==== SOURCE DATA ====
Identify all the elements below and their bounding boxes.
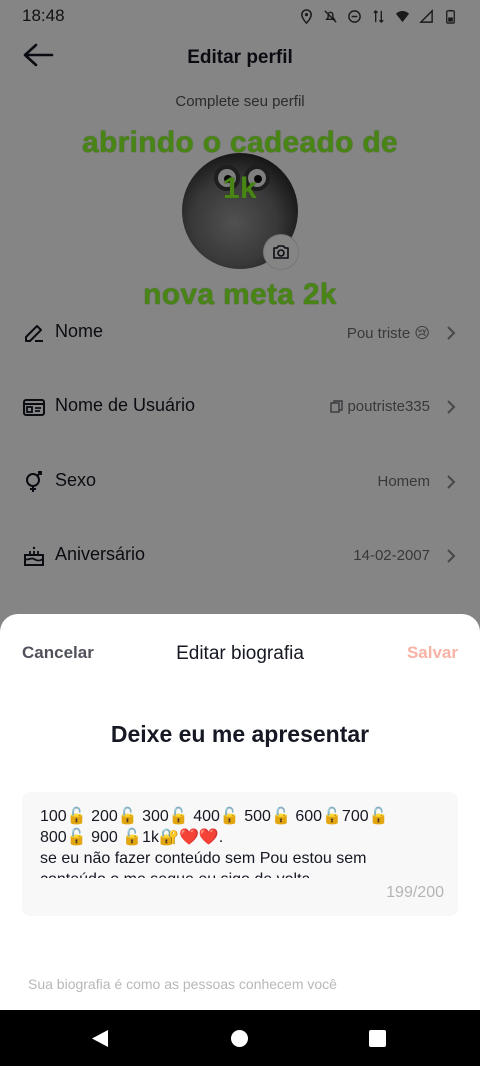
save-button[interactable]: Salvar — [407, 643, 458, 663]
char-counter: 199/200 — [386, 884, 444, 901]
sheet-heading: Deixe eu me apresentar — [110, 721, 370, 747]
nav-home-button[interactable] — [231, 1030, 248, 1047]
bio-hint: Sua biografia é como as pessoas conhecem… — [28, 976, 337, 992]
nav-back-icon[interactable] — [91, 1029, 109, 1048]
nav-recents-button[interactable] — [369, 1030, 386, 1047]
bio-text[interactable]: 100🔓 200🔓 300🔓 400🔓 500🔓 600🔓700🔓 800🔓 9… — [40, 806, 442, 878]
edit-bio-sheet: Cancelar Editar biografia Salvar Deixe e… — [0, 614, 480, 1010]
system-nav-bar — [0, 1010, 480, 1066]
screen: 18:48 Editar perfil Complete seu perfil … — [0, 0, 480, 1066]
bio-input[interactable]: 100🔓 200🔓 300🔓 400🔓 500🔓 600🔓700🔓 800🔓 9… — [22, 792, 458, 916]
====
### STATED TASK:
Please retype the data exactly, starting at the line that contains "save-button[interactable]: Salvar —" and ending at the last line of the data.

### WRITTEN ANSWER:
save-button[interactable]: Salvar — [407, 643, 458, 663]
char-counter: 199/200 — [386, 884, 444, 901]
sheet-heading: Deixe eu me apresentar — [110, 721, 370, 747]
nav-home-button[interactable] — [231, 1030, 248, 1047]
bio-hint: Sua biografia é como as pessoas conhecem… — [28, 976, 337, 992]
nav-back-icon[interactable] — [91, 1029, 109, 1048]
nav-recents-button[interactable] — [369, 1030, 386, 1047]
bio-text[interactable]: 100🔓 200🔓 300🔓 400🔓 500🔓 600🔓700🔓 800🔓 9… — [40, 806, 442, 878]
edit-bio-sheet: Cancelar Editar biografia Salvar Deixe e… — [0, 614, 480, 1010]
system-nav-bar — [0, 1010, 480, 1066]
screen: 18:48 Editar perfil Complete seu perfil … — [0, 0, 480, 1066]
bio-input[interactable]: 100🔓 200🔓 300🔓 400🔓 500🔓 600🔓700🔓 800🔓 9… — [22, 792, 458, 916]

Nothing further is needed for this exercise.